• _Dataset items_
# # # # # # #

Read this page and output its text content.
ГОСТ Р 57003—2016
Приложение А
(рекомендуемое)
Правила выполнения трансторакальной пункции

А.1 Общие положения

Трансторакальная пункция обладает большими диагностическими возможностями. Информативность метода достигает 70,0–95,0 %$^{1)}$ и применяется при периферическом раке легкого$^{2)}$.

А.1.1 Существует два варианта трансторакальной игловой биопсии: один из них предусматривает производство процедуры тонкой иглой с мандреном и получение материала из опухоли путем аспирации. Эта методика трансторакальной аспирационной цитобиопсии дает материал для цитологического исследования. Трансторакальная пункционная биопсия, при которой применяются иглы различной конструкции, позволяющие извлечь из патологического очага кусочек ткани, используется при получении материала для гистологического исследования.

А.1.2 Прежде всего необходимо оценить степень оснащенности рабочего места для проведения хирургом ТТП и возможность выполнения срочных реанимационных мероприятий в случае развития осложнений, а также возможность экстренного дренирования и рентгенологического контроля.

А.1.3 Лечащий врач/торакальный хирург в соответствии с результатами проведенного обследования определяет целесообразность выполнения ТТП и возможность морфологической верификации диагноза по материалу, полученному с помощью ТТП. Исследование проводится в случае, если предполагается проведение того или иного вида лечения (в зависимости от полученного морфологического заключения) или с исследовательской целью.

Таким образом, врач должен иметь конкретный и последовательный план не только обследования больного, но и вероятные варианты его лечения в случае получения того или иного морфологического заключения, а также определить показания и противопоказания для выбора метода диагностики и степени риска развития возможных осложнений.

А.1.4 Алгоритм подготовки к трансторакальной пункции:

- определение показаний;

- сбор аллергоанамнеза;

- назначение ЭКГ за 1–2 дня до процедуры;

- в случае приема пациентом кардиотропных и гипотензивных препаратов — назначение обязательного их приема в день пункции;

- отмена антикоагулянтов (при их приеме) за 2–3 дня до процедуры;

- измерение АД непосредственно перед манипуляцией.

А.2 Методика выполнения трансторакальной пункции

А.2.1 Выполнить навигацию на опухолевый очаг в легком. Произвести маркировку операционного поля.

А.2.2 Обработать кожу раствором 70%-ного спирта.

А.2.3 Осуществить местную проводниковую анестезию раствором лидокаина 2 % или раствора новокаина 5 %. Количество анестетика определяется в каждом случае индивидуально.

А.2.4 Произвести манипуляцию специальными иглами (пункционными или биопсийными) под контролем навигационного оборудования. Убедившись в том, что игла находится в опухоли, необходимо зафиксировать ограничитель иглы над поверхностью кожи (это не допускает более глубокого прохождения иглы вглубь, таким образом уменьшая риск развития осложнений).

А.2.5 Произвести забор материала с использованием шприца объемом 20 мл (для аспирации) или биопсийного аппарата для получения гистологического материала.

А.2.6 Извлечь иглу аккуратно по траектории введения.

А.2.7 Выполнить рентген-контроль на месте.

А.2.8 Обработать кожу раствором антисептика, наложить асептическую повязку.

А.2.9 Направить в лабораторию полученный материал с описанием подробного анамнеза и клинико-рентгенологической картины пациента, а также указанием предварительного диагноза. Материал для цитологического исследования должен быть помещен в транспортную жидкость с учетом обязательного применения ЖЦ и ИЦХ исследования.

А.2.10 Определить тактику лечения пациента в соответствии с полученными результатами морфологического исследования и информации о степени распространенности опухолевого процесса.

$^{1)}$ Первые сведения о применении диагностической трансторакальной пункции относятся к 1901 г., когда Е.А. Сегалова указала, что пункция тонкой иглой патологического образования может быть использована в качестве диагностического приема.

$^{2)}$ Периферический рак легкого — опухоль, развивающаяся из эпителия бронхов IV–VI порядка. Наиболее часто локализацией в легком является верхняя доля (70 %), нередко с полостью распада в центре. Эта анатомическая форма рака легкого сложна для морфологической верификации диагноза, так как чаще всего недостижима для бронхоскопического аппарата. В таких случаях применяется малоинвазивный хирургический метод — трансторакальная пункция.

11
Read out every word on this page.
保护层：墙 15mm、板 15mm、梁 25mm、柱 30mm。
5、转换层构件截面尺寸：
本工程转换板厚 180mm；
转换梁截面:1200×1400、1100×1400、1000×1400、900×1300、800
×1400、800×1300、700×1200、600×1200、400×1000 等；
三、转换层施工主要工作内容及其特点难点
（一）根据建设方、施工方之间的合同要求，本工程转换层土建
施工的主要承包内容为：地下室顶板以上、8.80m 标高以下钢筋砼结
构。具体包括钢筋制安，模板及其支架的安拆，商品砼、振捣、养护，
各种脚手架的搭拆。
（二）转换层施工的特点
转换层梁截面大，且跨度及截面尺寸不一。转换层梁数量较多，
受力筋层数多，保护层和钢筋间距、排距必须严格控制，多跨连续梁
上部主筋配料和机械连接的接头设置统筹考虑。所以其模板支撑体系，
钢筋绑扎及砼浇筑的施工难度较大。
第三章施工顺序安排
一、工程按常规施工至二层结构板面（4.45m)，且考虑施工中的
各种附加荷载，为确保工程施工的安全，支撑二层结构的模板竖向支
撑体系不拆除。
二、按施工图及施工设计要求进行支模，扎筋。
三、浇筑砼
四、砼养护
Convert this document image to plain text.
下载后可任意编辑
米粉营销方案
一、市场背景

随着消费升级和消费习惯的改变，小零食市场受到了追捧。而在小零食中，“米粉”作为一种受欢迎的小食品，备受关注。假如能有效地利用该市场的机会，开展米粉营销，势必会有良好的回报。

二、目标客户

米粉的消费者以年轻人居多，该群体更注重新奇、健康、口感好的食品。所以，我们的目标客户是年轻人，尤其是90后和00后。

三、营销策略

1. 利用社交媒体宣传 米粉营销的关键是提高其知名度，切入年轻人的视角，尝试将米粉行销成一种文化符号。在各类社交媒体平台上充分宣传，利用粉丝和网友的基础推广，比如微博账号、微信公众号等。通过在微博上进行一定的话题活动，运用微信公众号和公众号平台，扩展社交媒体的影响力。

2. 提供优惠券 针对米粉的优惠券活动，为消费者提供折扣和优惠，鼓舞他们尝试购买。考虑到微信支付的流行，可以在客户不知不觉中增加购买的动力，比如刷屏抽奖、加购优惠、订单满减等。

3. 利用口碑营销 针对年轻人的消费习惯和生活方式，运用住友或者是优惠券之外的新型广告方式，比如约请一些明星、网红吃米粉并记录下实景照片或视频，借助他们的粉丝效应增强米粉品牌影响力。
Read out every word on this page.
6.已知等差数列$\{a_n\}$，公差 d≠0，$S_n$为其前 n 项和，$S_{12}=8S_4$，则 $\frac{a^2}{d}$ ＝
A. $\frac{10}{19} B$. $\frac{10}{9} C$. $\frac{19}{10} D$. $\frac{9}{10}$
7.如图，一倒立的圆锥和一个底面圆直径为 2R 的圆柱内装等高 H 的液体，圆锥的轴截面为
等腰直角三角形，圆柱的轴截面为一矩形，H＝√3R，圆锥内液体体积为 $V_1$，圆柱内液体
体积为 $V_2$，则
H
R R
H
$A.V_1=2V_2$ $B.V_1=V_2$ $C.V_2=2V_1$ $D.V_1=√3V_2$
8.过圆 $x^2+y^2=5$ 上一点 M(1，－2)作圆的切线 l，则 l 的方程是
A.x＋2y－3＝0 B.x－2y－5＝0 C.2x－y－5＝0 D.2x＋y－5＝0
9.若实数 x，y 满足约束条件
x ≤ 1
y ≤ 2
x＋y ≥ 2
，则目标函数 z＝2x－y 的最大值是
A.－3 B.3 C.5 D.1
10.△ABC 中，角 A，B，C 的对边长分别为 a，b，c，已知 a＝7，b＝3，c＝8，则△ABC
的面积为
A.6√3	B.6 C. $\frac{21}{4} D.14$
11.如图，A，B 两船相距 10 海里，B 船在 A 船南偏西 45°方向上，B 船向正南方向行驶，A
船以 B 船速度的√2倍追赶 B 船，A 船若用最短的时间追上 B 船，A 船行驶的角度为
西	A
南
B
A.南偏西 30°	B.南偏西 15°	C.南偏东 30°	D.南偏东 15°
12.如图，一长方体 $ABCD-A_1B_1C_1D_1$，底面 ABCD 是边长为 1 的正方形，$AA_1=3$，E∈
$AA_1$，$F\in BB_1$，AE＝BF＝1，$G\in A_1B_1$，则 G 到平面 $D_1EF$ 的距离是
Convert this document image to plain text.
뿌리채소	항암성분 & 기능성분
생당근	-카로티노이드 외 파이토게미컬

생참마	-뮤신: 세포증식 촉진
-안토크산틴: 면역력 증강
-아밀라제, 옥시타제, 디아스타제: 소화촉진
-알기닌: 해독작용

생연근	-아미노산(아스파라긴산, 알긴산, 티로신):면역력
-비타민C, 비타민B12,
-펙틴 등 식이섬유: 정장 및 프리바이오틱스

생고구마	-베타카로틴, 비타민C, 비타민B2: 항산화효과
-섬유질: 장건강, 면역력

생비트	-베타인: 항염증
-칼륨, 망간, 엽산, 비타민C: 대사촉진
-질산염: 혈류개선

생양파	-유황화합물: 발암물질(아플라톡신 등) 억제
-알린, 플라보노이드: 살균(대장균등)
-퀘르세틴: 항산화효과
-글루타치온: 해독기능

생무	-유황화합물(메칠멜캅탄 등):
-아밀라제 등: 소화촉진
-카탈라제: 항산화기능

# # # # # # #

• _Task objective_
Select and copy every line from the records that includes the word "раствором".

• _Final result_
А.2.2 Обработать кожу раствором 70%-ного спирта.
А.2.3 Осуществить местную проводниковую анестезию раствором лидокаина 2 % или раствора новокаина 5 %. Количество анестетика определяется в каждом случае индивидуально.
А.2.8 Обработать кожу раствором антисептика, наложить асептическую повязку.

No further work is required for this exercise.